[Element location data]
* Start *

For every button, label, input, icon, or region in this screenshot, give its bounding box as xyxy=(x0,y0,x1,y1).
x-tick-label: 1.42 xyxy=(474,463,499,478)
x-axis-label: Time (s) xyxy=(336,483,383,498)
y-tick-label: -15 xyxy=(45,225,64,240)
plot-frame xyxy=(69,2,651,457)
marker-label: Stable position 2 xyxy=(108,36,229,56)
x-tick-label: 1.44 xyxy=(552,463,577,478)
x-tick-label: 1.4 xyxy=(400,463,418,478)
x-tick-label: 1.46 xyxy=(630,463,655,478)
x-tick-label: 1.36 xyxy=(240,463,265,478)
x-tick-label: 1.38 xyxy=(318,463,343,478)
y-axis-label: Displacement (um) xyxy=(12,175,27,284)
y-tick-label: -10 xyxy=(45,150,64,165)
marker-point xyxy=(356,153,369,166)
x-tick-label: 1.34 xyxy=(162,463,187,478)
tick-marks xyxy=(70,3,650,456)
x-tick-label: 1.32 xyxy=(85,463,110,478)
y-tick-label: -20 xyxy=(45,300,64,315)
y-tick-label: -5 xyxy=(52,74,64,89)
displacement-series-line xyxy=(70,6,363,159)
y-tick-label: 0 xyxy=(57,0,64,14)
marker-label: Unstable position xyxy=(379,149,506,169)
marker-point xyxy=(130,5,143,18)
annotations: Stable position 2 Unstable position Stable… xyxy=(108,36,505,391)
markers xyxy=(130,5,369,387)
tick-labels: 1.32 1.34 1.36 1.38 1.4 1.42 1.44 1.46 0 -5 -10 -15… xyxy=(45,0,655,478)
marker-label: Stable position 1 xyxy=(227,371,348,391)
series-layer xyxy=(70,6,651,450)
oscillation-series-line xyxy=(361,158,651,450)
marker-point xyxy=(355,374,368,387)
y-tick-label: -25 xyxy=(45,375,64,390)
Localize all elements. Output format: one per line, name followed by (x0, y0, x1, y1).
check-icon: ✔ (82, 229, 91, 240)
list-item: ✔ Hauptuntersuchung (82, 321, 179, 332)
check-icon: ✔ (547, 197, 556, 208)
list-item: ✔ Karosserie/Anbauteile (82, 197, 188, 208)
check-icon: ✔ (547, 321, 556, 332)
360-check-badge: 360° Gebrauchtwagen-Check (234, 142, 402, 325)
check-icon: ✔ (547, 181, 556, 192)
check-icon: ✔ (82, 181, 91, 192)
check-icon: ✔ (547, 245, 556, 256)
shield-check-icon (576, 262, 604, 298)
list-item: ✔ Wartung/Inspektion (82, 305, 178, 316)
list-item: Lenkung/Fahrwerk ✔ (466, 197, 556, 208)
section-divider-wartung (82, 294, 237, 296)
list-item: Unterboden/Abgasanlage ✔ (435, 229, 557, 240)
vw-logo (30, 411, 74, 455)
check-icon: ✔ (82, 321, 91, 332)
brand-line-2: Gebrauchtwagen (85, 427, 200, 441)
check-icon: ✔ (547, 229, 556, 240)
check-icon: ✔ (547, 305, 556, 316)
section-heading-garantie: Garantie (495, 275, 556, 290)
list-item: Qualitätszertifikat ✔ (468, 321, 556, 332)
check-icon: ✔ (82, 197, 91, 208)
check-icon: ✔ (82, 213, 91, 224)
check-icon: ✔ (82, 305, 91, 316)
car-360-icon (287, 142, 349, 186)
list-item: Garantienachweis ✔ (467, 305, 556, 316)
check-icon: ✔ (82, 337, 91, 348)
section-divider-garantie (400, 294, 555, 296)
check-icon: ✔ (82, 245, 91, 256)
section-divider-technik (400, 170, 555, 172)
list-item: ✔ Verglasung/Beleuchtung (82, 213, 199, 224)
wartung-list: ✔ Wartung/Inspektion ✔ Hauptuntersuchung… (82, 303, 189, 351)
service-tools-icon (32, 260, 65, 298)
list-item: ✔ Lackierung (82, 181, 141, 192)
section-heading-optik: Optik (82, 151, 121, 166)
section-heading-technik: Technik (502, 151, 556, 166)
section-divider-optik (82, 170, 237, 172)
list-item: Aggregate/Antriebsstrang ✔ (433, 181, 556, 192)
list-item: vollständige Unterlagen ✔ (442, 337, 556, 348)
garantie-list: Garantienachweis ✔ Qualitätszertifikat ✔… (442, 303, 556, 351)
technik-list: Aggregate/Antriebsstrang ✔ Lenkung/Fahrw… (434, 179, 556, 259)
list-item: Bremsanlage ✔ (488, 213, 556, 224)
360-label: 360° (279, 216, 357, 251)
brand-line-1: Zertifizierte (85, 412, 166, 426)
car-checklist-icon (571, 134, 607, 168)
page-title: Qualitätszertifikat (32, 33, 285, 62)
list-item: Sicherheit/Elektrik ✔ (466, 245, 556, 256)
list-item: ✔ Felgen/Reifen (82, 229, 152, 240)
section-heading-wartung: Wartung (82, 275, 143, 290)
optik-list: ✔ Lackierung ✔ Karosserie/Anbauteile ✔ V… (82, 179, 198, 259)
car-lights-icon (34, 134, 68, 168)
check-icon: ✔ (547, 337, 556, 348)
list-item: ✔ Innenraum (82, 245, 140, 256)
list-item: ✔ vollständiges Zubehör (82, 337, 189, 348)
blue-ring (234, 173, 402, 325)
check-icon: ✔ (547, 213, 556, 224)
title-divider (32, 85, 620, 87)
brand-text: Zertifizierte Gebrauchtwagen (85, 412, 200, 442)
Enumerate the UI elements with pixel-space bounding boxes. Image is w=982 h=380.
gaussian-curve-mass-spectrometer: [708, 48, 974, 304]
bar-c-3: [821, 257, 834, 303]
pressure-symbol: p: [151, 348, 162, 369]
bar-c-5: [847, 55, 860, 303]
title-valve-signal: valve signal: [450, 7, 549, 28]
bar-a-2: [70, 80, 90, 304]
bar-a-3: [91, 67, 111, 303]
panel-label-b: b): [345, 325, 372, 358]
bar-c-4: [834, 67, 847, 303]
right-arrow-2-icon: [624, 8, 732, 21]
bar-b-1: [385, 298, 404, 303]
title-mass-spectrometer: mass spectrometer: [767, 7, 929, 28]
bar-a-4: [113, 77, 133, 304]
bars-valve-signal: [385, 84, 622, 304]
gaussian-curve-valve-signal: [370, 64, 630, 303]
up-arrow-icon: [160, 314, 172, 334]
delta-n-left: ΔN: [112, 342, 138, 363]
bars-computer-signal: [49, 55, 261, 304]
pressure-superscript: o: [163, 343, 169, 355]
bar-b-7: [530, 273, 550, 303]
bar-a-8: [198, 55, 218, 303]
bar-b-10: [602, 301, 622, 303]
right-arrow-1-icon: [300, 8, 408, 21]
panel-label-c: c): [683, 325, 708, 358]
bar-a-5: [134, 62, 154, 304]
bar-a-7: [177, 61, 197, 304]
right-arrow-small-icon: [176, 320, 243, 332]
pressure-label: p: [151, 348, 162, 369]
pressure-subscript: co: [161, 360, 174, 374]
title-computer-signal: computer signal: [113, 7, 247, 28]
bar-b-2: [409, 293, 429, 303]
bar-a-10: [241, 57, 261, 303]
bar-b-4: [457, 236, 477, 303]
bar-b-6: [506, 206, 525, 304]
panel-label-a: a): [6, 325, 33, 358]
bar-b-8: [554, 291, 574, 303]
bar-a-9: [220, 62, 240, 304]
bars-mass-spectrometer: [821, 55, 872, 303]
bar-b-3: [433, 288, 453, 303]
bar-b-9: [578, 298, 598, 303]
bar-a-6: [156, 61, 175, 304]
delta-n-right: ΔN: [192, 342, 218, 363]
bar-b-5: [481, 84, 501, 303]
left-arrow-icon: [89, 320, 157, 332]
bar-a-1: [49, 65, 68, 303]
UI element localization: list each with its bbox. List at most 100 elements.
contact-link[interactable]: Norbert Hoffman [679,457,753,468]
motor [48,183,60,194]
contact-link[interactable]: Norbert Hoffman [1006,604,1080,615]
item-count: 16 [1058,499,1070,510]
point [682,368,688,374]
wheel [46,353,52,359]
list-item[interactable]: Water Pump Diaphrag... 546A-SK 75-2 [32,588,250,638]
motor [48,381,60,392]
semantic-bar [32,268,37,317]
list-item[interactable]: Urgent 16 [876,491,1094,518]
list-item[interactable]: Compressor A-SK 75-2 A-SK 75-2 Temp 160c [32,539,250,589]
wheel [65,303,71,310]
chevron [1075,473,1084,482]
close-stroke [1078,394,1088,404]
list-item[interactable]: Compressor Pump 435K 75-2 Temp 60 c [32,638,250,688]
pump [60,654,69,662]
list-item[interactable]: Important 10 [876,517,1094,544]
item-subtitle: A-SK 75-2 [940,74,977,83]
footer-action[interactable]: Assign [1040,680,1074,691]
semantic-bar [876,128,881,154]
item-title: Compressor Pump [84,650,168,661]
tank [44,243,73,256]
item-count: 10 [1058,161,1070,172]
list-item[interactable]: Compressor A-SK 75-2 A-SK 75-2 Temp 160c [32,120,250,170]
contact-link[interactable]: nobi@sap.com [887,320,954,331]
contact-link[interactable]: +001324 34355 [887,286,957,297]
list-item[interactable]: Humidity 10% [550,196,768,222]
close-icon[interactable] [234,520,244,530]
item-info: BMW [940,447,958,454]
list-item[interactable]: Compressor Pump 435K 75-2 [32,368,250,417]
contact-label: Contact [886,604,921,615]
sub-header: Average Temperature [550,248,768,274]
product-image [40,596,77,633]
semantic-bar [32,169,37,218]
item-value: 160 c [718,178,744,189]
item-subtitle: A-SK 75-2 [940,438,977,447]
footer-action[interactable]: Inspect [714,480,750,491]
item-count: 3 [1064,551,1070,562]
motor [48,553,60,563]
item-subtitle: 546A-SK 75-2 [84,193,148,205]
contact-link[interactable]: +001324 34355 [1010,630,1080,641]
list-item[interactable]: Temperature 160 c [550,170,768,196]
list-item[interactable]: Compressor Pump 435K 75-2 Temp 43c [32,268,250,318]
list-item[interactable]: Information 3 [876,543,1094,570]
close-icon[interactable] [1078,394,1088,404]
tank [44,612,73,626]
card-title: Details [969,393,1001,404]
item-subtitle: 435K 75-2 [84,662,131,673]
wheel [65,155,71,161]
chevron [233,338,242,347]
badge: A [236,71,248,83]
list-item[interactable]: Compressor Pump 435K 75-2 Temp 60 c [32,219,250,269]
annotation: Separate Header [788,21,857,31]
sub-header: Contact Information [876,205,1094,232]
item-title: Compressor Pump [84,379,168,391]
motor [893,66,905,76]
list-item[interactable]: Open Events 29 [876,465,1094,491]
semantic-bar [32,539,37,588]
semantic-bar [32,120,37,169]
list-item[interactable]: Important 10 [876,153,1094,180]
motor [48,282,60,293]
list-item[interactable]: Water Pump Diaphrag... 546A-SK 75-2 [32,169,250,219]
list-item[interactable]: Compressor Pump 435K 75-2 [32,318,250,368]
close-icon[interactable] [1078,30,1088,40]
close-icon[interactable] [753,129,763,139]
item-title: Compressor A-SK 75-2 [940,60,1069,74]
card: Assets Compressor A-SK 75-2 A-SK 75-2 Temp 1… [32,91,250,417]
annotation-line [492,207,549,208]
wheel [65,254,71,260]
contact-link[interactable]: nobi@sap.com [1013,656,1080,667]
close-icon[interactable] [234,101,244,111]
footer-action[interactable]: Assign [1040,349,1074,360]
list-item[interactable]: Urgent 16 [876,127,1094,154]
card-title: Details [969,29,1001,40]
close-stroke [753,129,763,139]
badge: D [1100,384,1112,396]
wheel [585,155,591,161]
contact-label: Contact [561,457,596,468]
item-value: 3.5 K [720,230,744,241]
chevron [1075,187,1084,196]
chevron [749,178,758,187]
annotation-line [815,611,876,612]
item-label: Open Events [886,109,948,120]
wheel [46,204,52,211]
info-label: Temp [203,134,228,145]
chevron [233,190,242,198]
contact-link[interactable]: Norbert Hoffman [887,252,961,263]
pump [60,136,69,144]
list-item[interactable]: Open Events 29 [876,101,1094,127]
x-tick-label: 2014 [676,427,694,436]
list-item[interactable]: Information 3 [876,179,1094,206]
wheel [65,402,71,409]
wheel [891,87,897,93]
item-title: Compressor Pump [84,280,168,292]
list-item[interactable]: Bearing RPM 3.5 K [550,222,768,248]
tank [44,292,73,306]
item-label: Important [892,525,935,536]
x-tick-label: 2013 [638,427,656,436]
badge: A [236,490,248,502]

* End *

Give the rows above, from the first one up to and including the row with "marker-label: Stable position 2", as a Markdown table with the columns Number and Row, leaving out blank lines.

FINISHED ANSWER
| Number | Row |
|---|---|
| 1 | For every button, label, input, icon, or region in this screenshot, give its bounding box as xyxy=(x0,y0,x1,y1). |
| 2 | x-tick-label: 1.42 xyxy=(474,463,499,478) |
| 3 | x-axis-label: Time (s) xyxy=(336,483,383,498) |
| 4 | y-tick-label: -15 xyxy=(45,225,64,240) |
| 5 | plot-frame xyxy=(69,2,651,457) |
| 6 | marker-label: Stable position 2 xyxy=(108,36,229,56) |